[start Dataset entries]

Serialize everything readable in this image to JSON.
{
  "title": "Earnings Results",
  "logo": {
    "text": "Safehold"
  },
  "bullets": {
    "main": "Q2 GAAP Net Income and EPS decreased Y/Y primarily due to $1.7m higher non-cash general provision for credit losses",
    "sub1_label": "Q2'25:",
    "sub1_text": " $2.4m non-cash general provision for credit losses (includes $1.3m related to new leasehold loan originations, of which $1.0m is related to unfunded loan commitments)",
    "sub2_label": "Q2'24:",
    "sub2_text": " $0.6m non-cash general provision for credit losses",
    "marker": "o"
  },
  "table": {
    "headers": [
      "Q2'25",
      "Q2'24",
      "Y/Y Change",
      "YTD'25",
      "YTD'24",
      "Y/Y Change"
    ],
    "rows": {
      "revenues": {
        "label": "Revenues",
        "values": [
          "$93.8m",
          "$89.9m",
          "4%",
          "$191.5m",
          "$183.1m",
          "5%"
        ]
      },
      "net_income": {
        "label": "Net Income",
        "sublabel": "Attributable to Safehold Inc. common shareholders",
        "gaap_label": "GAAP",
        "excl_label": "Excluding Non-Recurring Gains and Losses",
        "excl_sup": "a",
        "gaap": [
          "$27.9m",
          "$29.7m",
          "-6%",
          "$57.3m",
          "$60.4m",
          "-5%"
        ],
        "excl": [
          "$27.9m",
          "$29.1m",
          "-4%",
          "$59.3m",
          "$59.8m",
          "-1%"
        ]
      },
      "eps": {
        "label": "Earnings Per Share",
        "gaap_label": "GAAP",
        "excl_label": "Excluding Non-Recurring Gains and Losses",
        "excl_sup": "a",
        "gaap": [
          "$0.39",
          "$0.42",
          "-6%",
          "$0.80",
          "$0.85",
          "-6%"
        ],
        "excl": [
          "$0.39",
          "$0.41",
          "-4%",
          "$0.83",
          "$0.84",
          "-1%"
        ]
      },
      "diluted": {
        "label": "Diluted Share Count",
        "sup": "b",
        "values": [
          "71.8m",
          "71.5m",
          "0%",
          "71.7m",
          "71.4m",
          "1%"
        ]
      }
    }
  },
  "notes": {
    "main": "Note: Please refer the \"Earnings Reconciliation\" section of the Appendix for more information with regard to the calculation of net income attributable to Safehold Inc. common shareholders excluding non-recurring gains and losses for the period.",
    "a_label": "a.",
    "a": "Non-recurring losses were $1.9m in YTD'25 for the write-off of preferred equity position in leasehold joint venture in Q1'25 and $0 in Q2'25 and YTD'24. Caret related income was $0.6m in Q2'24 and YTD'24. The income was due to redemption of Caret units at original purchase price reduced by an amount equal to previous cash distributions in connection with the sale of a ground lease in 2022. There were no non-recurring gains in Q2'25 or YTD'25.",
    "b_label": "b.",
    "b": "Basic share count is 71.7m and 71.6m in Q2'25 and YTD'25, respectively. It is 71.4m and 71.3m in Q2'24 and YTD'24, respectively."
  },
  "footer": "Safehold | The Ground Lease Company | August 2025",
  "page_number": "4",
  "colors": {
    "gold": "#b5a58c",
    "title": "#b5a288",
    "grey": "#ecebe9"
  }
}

[end Dataset entries]

Exercise prompt: Send back all of the entries exactly, with nothing missing.

Answer:
Serialize everything readable in this image to JSON.
{
  "title": "Earnings Results",
  "logo": {
    "text": "Safehold"
  },
  "bullets": {
    "main": "Q2 GAAP Net Income and EPS decreased Y/Y primarily due to $1.7m higher non-cash general provision for credit losses",
    "sub1_label": "Q2'25:",
    "sub1_text": " $2.4m non-cash general provision for credit losses (includes $1.3m related to new leasehold loan originations, of which $1.0m is related to unfunded loan commitments)",
    "sub2_label": "Q2'24:",
    "sub2_text": " $0.6m non-cash general provision for credit losses",
    "marker": "o"
  },
  "table": {
    "headers": [
      "Q2'25",
      "Q2'24",
      "Y/Y Change",
      "YTD'25",
      "YTD'24",
      "Y/Y Change"
    ],
    "rows": {
      "revenues": {
        "label": "Revenues",
        "values": [
          "$93.8m",
          "$89.9m",
          "4%",
          "$191.5m",
          "$183.1m",
          "5%"
        ]
      },
      "net_income": {
        "label": "Net Income",
        "sublabel": "Attributable to Safehold Inc. common shareholders",
        "gaap_label": "GAAP",
        "excl_label": "Excluding Non-Recurring Gains and Losses",
        "excl_sup": "a",
        "gaap": [
          "$27.9m",
          "$29.7m",
          "-6%",
          "$57.3m",
          "$60.4m",
          "-5%"
        ],
        "excl": [
          "$27.9m",
          "$29.1m",
          "-4%",
          "$59.3m",
          "$59.8m",
          "-1%"
        ]
      },
      "eps": {
        "label": "Earnings Per Share",
        "gaap_label": "GAAP",
        "excl_label": "Excluding Non-Recurring Gains and Losses",
        "excl_sup": "a",
        "gaap": [
          "$0.39",
          "$0.42",
          "-6%",
          "$0.80",
          "$0.85",
          "-6%"
        ],
        "excl": [
          "$0.39",
          "$0.41",
          "-4%",
          "$0.83",
          "$0.84",
          "-1%"
        ]
      },
      "diluted": {
        "label": "Diluted Share Count",
        "sup": "b",
        "values": [
          "71.8m",
          "71.5m",
          "0%",
          "71.7m",
          "71.4m",
          "1%"
        ]
      }
    }
  },
  "notes": {
    "main": "Note: Please refer the \"Earnings Reconciliation\" section of the Appendix for more information with regard to the calculation of net income attributable to Safehold Inc. common shareholders excluding non-recurring gains and losses for the period.",
    "a_label": "a.",
    "a": "Non-recurring losses were $1.9m in YTD'25 for the write-off of preferred equity position in leasehold joint venture in Q1'25 and $0 in Q2'25 and YTD'24. Caret related income was $0.6m in Q2'24 and YTD'24. The income was due to redemption of Caret units at original purchase price reduced by an amount equal to previous cash distributions in connection with the sale of a ground lease in 2022. There were no non-recurring gains in Q2'25 or YTD'25.",
    "b_label": "b.",
    "b": "Basic share count is 71.7m and 71.6m in Q2'25 and YTD'25, respectively. It is 71.4m and 71.3m in Q2'24 and YTD'24, respectively."
  },
  "footer": "Safehold | The Ground Lease Company | August 2025",
  "page_number": "4",
  "colors": {
    "gold": "#b5a58c",
    "title": "#b5a288",
    "grey": "#ecebe9"
  }
}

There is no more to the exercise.